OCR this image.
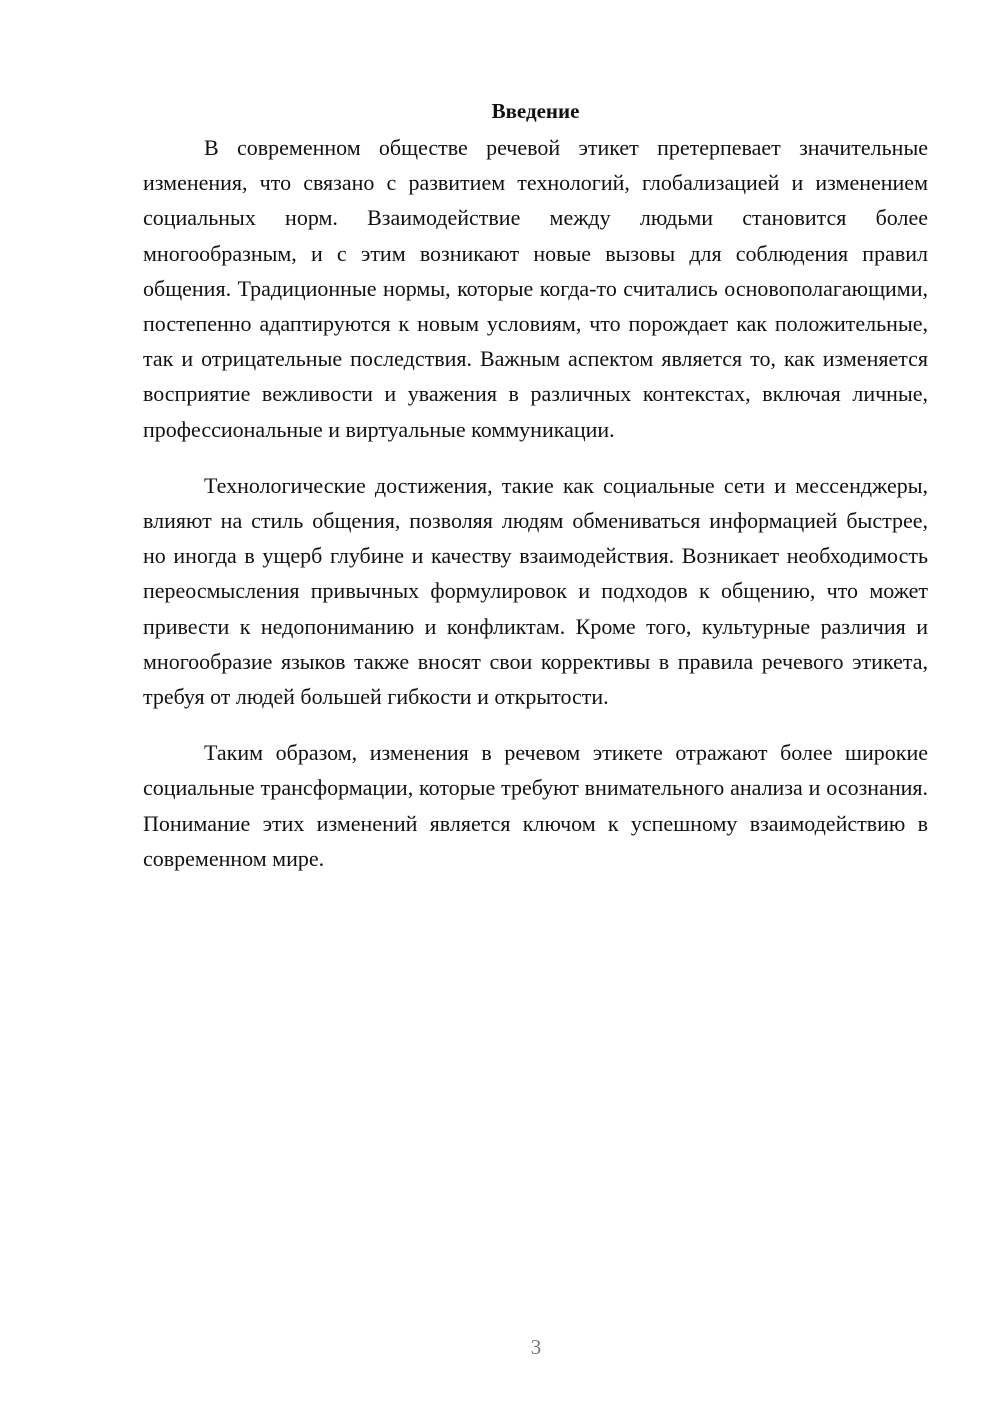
Введение

В современном обществе речевой этикет претерпевает значительные изменения, что связано с развитием технологий, глобализацией и изменением социальных норм. Взаимодействие между людьми становится более многообразным, и с этим возникают новые вызовы для соблюдения правил общения. Традиционные нормы, которые когда-то считались основополагающими, постепенно адаптируются к новым условиям, что порождает как положительные, так и отрицательные последствия. Важным аспектом является то, как изменяется восприятие вежливости и уважения в различных контекстах, включая личные, профессиональные и виртуальные коммуникации.

Технологические достижения, такие как социальные сети и мессенджеры, влияют на стиль общения, позволяя людям обмениваться информацией быстрее, но иногда в ущерб глубине и качеству взаимодействия. Возникает необходимость переосмысления привычных формулировок и подходов к общению, что может привести к недопониманию и конфликтам. Кроме того, культурные различия и многообразие языков также вносят свои коррективы в правила речевого этикета, требуя от людей большей гибкости и открытости.

Таким образом, изменения в речевом этикете отражают более широкие социальные трансформации, которые требуют внимательного анализа и осознания. Понимание этих изменений является ключом к успешному взаимодействию в современном мире.

3
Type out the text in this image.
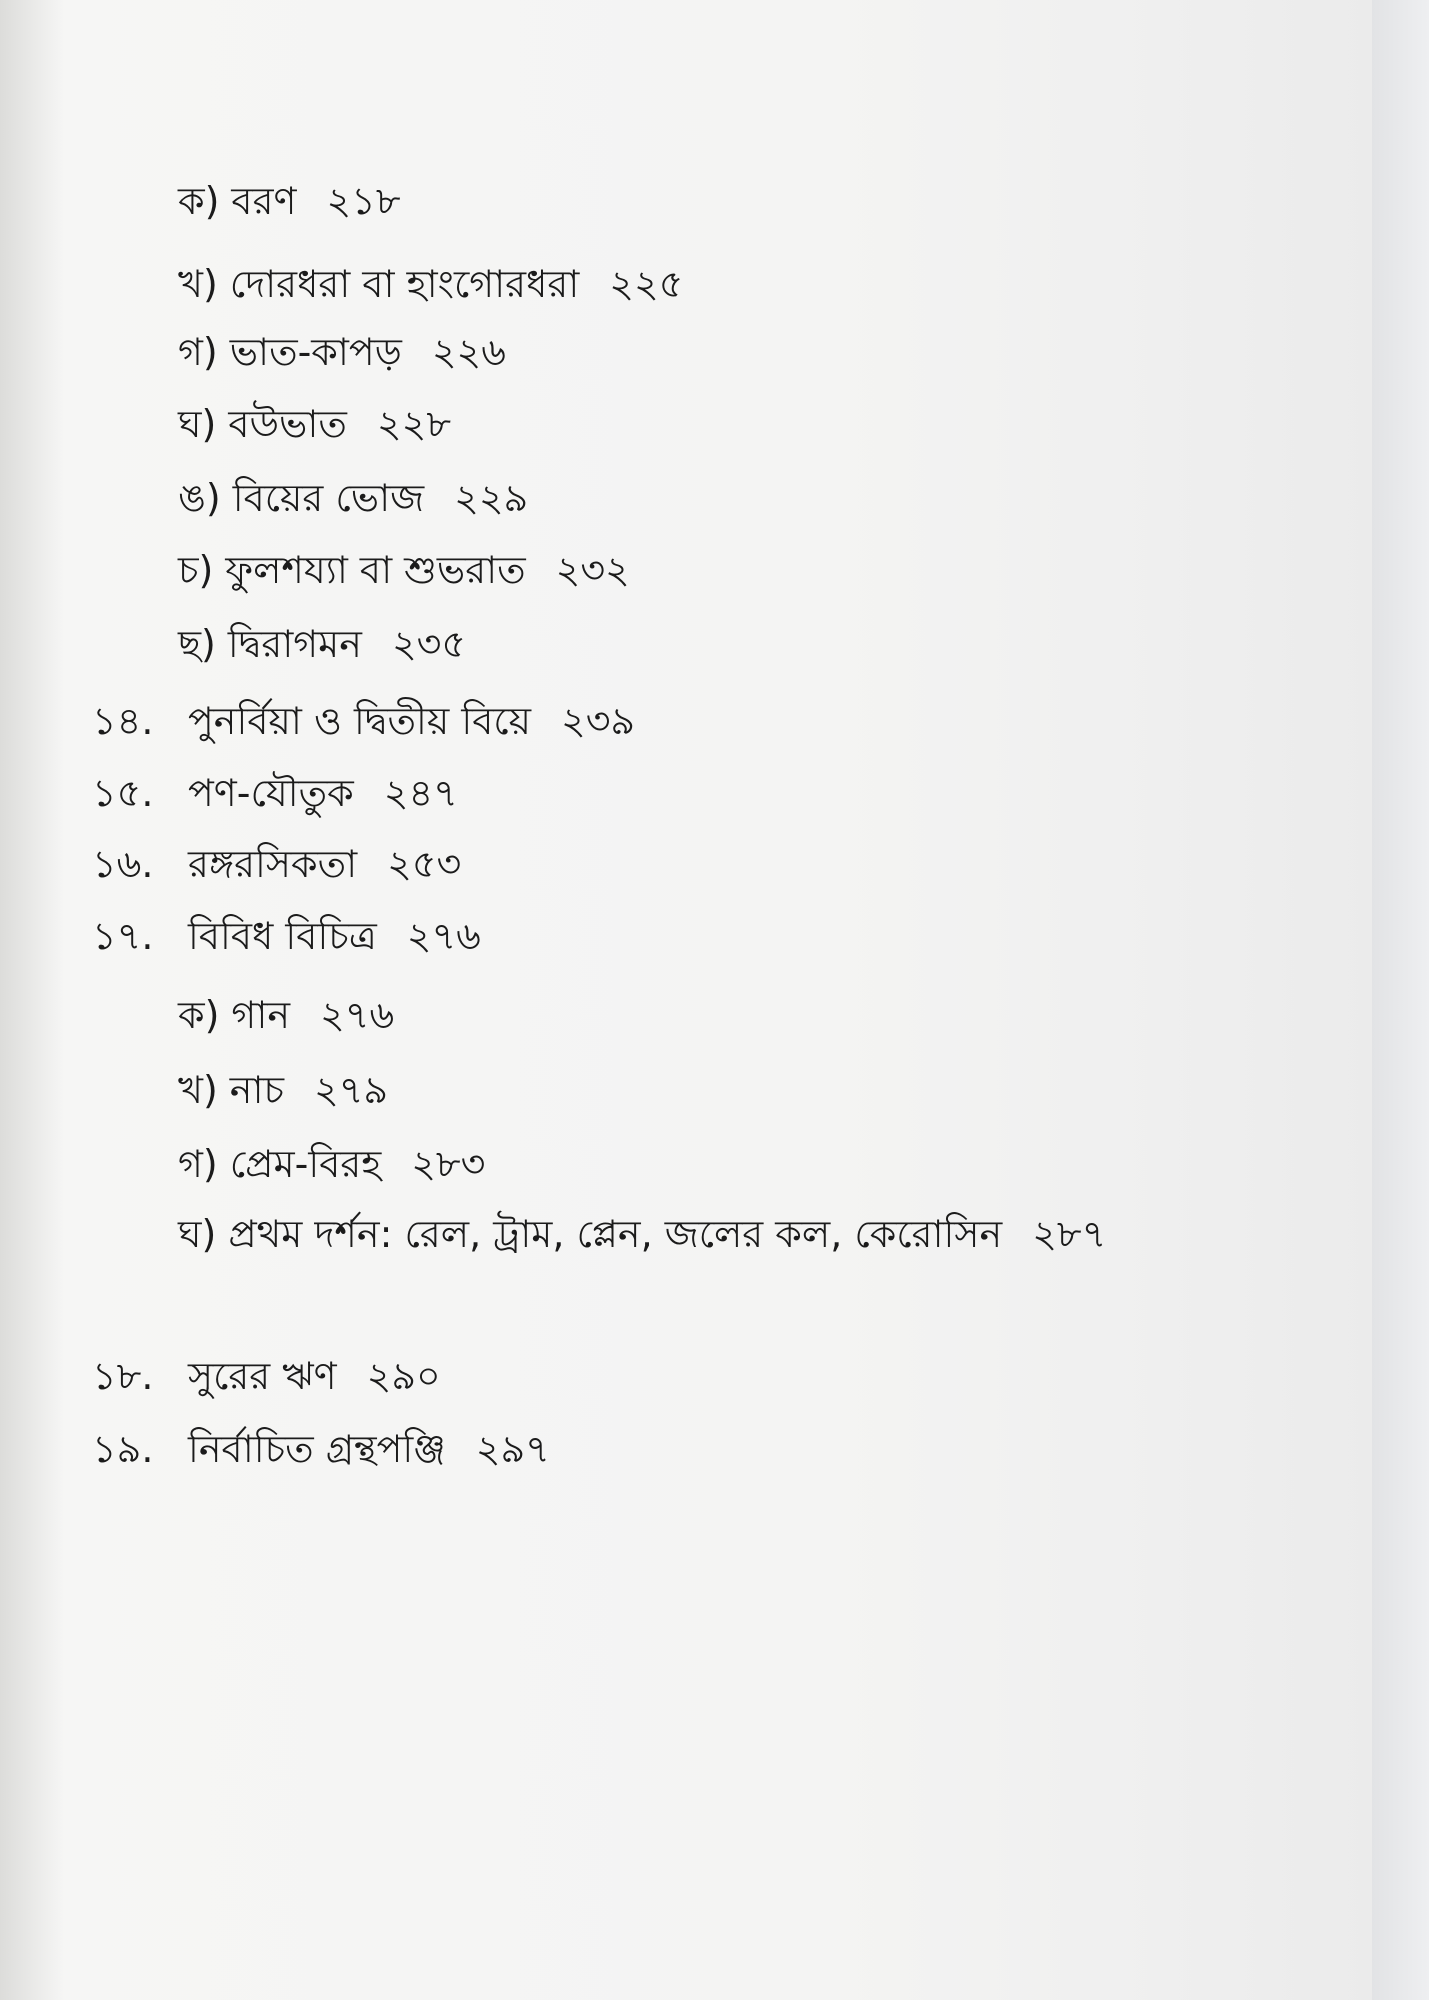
ক) বরণ ২১৮
খ) দোরধরা বা হাংগোরধরা ২২৫
গ) ভাত-কাপড় ২২৬
ঘ) বউভাত ২২৮
ঙ) বিয়ের ভোজ ২২৯
চ) ফুলশয্যা বা শুভরাত ২৩২
ছ) দ্বিরাগমন ২৩৫
১৪. পুনর্বিয়া ও দ্বিতীয় বিয়ে ২৩৯
১৫. পণ-যৌতুক ২৪৭
১৬. রঙ্গরসিকতা ২৫৩
১৭. বিবিধ বিচিত্র ২৭৬
ক) গান ২৭৬
খ) নাচ ২৭৯
গ) প্রেম-বিরহ ২৮৩
ঘ) প্রথম দর্শন: রেল, ট্রাম, প্লেন, জলের কল, কেরোসিন ২৮৭
১৮. সুরের ঋণ ২৯০
১৯. নির্বাচিত গ্রন্থপঞ্জি ২৯৭
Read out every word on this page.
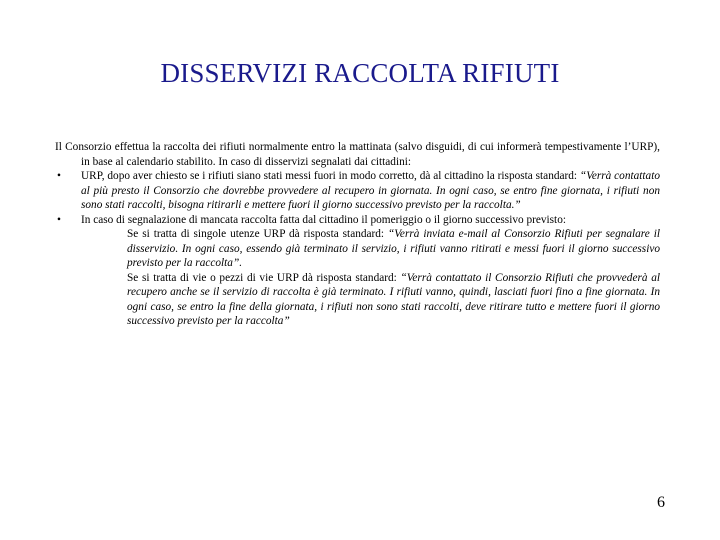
DISSERVIZI RACCOLTA RIFIUTI

Il Consorzio effettua la raccolta dei rifiuti normalmente entro la mattinata (salvo disguidi, di cui informerà tempestivamente l’URP), in base al calendario stabilito. In caso di disservizi segnalati dai cittadini:

• URP, dopo aver chiesto se i rifiuti siano stati messi fuori in modo corretto, dà al cittadino la risposta standard: “Verrà contattato al più presto il Consorzio che dovrebbe provvedere al recupero in giornata. In ogni caso, se entro fine giornata, i rifiuti non sono stati raccolti, bisogna ritirarli e mettere fuori il giorno successivo previsto per la raccolta.”
• In caso di segnalazione di mancata raccolta fatta dal cittadino il pomeriggio o il giorno successivo previsto:
Se si tratta di singole utenze URP dà risposta standard: “Verrà inviata e-mail al Consorzio Rifiuti per segnalare il disservizio. In ogni caso, essendo già terminato il servizio, i rifiuti vanno ritirati e messi fuori il giorno successivo previsto per la raccolta”.
Se si tratta di vie o pezzi di vie URP dà risposta standard: “Verrà contattato il Consorzio Rifiuti che provvederà al recupero anche se il servizio di raccolta è già terminato. I rifiuti vanno, quindi, lasciati fuori fino a fine giornata. In ogni caso, se entro la fine della giornata, i rifiuti non sono stati raccolti, deve ritirare tutto e mettere fuori il giorno successivo previsto per la raccolta”
6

— SET EXERCISE —
Copy out all of the data word for word. Do not carry over any picture.

— RESULT FOR THIS EXERCISE —
OCR this image.
Введение

В современном обществе речевой этикет претерпевает значительные изменения, что связано с развитием технологий, глобализацией и изменением социальных норм. Взаимодействие между людьми становится более многообразным, и с этим возникают новые вызовы для соблюдения правил общения. Традиционные нормы, которые когда-то считались основополагающими, постепенно адаптируются к новым условиям, что порождает как положительные, так и отрицательные последствия. Важным аспектом является то, как изменяется восприятие вежливости и уважения в различных контекстах, включая личные, профессиональные и виртуальные коммуникации.

Технологические достижения, такие как социальные сети и мессенджеры, влияют на стиль общения, позволяя людям обмениваться информацией быстрее, но иногда в ущерб глубине и качеству взаимодействия. Возникает необходимость переосмысления привычных формулировок и подходов к общению, что может привести к недопониманию и конфликтам. Кроме того, культурные различия и многообразие языков также вносят свои коррективы в правила речевого этикета, требуя от людей большей гибкости и открытости.

Таким образом, изменения в речевом этикете отражают более широкие социальные трансформации, которые требуют внимательного анализа и осознания. Понимание этих изменений является ключом к успешному взаимодействию в современном мире.

3
Type out the text in this image.
ক) বরণ ২১৮
খ) দোরধরা বা হাংগোরধরা ২২৫
গ) ভাত-কাপড় ২২৬
ঘ) বউভাত ২২৮
ঙ) বিয়ের ভোজ ২২৯
চ) ফুলশয্যা বা শুভরাত ২৩২
ছ) দ্বিরাগমন ২৩৫
১৪. পুনর্বিয়া ও দ্বিতীয় বিয়ে ২৩৯
১৫. পণ-যৌতুক ২৪৭
১৬. রঙ্গরসিকতা ২৫৩
১৭. বিবিধ বিচিত্র ২৭৬
ক) গান ২৭৬
খ) নাচ ২৭৯
গ) প্রেম-বিরহ ২৮৩
ঘ) প্রথম দর্শন: রেল, ট্রাম, প্লেন, জলের কল, কেরোসিন ২৮৭
১৮. সুরের ঋণ ২৯০
১৯. নির্বাচিত গ্রন্থপঞ্জি ২৯৭
Read out every word on this page.
DISSERVIZI RACCOLTA RIFIUTI

Il Consorzio effettua la raccolta dei rifiuti normalmente entro la mattinata (salvo disguidi, di cui informerà tempestivamente l’URP), in base al calendario stabilito. In caso di disservizi segnalati dai cittadini:

• URP, dopo aver chiesto se i rifiuti siano stati messi fuori in modo corretto, dà al cittadino la risposta standard: “Verrà contattato al più presto il Consorzio che dovrebbe provvedere al recupero in giornata. In ogni caso, se entro fine giornata, i rifiuti non sono stati raccolti, bisogna ritirarli e mettere fuori il giorno successivo previsto per la raccolta.”
• In caso di segnalazione di mancata raccolta fatta dal cittadino il pomeriggio o il giorno successivo previsto:
Se si tratta di singole utenze URP dà risposta standard: “Verrà inviata e-mail al Consorzio Rifiuti per segnalare il disservizio. In ogni caso, essendo già terminato il servizio, i rifiuti vanno ritirati e messi fuori il giorno successivo previsto per la raccolta”.
Se si tratta di vie o pezzi di vie URP dà risposta standard: “Verrà contattato il Consorzio Rifiuti che provvederà al recupero anche se il servizio di raccolta è già terminato. I rifiuti vanno, quindi, lasciati fuori fino a fine giornata. In ogni caso, se entro la fine della giornata, i rifiuti non sono stati raccolti, deve ritirare tutto e mettere fuori il giorno successivo previsto per la raccolta”
6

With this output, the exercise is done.